**WHAT YOU ARE ASKED TO DO:**
Print the whole listing exactly.

--- INPUT DATA ---

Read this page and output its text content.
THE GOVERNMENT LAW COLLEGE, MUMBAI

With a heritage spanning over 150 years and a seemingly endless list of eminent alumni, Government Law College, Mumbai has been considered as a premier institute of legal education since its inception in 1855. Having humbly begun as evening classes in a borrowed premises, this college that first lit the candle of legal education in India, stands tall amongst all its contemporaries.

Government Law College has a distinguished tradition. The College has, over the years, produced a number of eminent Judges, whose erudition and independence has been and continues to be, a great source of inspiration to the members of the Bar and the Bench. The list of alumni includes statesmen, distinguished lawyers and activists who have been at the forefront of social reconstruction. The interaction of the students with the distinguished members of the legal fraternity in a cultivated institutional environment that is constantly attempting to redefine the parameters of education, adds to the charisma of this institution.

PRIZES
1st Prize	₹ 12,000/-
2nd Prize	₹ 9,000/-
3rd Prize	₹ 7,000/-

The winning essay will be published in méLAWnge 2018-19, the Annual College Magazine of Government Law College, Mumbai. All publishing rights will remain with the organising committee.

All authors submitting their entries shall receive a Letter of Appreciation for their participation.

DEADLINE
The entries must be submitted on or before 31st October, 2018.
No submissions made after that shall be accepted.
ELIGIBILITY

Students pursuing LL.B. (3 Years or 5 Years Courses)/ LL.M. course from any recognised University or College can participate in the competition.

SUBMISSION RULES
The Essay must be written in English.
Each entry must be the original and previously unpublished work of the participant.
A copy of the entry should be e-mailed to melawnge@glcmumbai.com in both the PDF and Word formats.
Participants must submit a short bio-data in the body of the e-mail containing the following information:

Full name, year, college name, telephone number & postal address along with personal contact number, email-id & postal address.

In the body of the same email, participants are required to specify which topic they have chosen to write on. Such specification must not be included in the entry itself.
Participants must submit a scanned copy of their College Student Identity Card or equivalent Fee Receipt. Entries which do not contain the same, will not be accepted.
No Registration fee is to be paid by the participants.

---

**EXPECTED ANSWER:**
Read this page and output its text content.
THE GOVERNMENT LAW COLLEGE, MUMBAI

With a heritage spanning over 150 years and a seemingly endless list of eminent alumni, Government Law College, Mumbai has been considered as a premier institute of legal education since its inception in 1855. Having humbly begun as evening classes in a borrowed premises, this college that first lit the candle of legal education in India, stands tall amongst all its contemporaries.

Government Law College has a distinguished tradition. The College has, over the years, produced a number of eminent Judges, whose erudition and independence has been and continues to be, a great source of inspiration to the members of the Bar and the Bench. The list of alumni includes statesmen, distinguished lawyers and activists who have been at the forefront of social reconstruction. The interaction of the students with the distinguished members of the legal fraternity in a cultivated institutional environment that is constantly attempting to redefine the parameters of education, adds to the charisma of this institution.

PRIZES
1st Prize	₹ 12,000/-
2nd Prize	₹ 9,000/-
3rd Prize	₹ 7,000/-

The winning essay will be published in méLAWnge 2018-19, the Annual College Magazine of Government Law College, Mumbai. All publishing rights will remain with the organising committee.

All authors submitting their entries shall receive a Letter of Appreciation for their participation.

DEADLINE
The entries must be submitted on or before 31st October, 2018.
No submissions made after that shall be accepted.
ELIGIBILITY

Students pursuing LL.B. (3 Years or 5 Years Courses)/ LL.M. course from any recognised University or College can participate in the competition.

SUBMISSION RULES
The Essay must be written in English.
Each entry must be the original and previously unpublished work of the participant.
A copy of the entry should be e-mailed to melawnge@glcmumbai.com in both the PDF and Word formats.
Participants must submit a short bio-data in the body of the e-mail containing the following information:

Full name, year, college name, telephone number & postal address along with personal contact number, email-id & postal address.

In the body of the same email, participants are required to specify which topic they have chosen to write on. Such specification must not be included in the entry itself.
Participants must submit a scanned copy of their College Student Identity Card or equivalent Fee Receipt. Entries which do not contain the same, will not be accepted.
No Registration fee is to be paid by the participants.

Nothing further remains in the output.